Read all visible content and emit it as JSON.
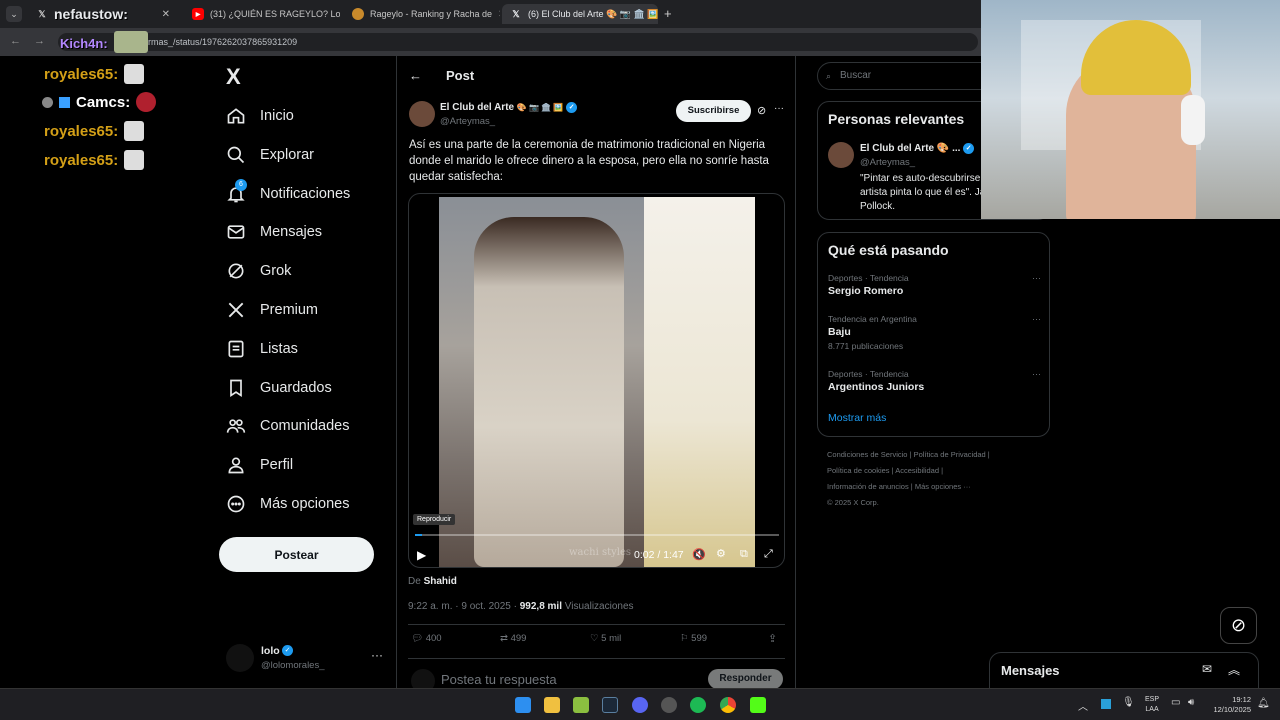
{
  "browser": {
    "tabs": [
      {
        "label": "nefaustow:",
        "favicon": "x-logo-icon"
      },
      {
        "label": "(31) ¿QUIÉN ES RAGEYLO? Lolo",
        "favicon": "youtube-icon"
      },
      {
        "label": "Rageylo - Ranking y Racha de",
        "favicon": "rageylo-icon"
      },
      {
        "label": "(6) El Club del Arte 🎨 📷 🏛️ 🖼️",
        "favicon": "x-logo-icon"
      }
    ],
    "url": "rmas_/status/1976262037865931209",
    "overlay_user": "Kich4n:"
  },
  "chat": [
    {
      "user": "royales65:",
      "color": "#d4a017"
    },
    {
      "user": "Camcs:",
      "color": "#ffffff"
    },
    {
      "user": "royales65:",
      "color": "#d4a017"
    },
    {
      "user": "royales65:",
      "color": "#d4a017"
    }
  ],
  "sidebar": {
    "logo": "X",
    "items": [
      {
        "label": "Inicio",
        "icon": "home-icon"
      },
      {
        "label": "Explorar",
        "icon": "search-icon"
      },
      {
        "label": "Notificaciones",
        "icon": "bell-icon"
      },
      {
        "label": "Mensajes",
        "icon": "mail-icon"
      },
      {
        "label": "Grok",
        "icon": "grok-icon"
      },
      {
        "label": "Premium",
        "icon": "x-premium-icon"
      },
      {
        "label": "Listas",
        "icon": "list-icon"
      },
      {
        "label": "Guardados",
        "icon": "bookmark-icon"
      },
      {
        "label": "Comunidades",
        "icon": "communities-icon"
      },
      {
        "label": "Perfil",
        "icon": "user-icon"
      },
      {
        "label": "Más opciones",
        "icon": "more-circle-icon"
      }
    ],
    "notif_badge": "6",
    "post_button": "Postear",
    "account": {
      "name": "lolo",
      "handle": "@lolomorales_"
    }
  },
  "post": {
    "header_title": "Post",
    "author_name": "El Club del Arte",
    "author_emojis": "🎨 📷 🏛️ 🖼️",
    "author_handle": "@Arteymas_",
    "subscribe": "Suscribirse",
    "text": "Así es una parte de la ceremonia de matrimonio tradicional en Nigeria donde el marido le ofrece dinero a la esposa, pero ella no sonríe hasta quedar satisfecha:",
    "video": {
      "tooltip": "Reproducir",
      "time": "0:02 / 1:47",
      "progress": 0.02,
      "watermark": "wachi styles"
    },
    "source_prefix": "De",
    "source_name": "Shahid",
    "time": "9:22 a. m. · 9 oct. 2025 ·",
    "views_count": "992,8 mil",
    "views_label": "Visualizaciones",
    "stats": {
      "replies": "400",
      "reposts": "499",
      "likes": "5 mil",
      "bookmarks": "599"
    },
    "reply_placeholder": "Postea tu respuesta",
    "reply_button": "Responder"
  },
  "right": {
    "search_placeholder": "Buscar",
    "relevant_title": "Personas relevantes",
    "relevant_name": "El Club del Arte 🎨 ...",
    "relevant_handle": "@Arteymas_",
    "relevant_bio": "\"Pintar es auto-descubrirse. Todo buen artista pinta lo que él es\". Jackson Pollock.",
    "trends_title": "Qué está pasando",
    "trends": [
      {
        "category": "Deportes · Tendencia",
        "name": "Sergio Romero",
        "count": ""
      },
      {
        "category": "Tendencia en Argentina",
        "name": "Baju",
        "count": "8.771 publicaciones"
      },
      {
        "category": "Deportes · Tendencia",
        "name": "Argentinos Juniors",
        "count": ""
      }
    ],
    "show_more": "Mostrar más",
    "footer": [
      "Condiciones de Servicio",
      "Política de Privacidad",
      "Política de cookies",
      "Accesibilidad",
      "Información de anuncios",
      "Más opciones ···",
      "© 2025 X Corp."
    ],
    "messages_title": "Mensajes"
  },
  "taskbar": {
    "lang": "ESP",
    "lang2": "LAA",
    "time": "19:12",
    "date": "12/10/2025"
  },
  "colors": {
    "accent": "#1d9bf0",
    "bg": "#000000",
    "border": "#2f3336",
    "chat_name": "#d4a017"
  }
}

...

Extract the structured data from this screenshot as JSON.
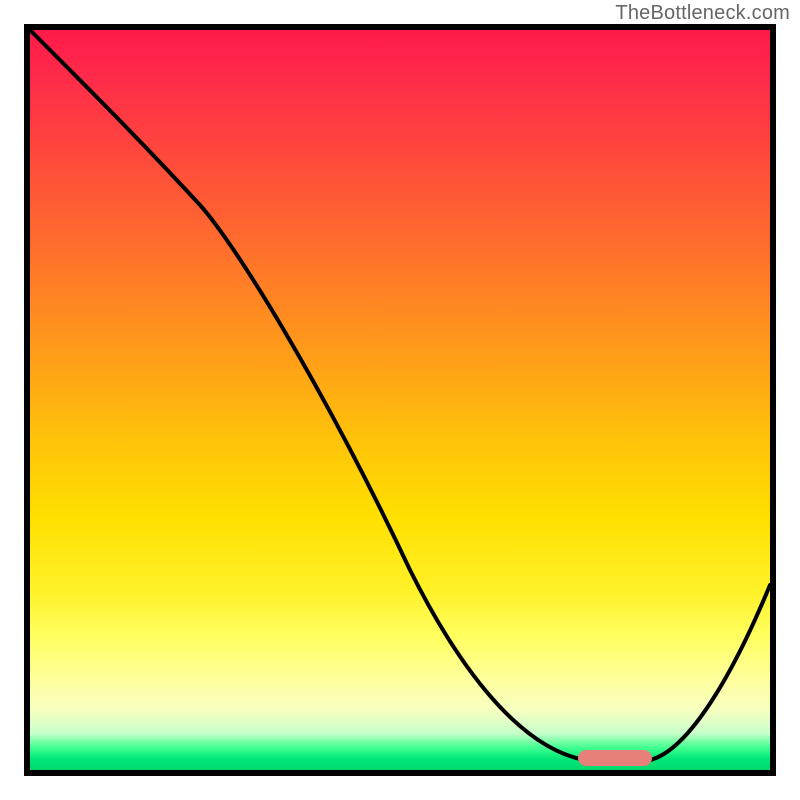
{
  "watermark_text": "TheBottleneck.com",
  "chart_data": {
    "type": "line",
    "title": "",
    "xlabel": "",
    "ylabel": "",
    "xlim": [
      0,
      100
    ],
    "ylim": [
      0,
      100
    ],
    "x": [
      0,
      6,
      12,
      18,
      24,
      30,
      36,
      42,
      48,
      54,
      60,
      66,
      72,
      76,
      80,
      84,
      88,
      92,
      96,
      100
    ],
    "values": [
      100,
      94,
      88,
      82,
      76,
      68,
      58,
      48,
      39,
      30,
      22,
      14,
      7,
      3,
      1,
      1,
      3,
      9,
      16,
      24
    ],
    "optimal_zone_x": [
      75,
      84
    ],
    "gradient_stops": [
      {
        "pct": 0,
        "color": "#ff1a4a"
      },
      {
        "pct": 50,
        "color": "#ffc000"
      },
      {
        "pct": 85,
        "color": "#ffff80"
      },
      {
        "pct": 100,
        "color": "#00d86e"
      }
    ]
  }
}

→ **Written problem**:
Select every line in the records above that contains the word "Club".

→ **Problem solution**:
        "label": "(6) El Club del Arte 🎨 📷 🏛️ 🖼️",
    "author_name": "El Club del Arte",
    "relevant_name": "El Club del Arte 🎨 ...",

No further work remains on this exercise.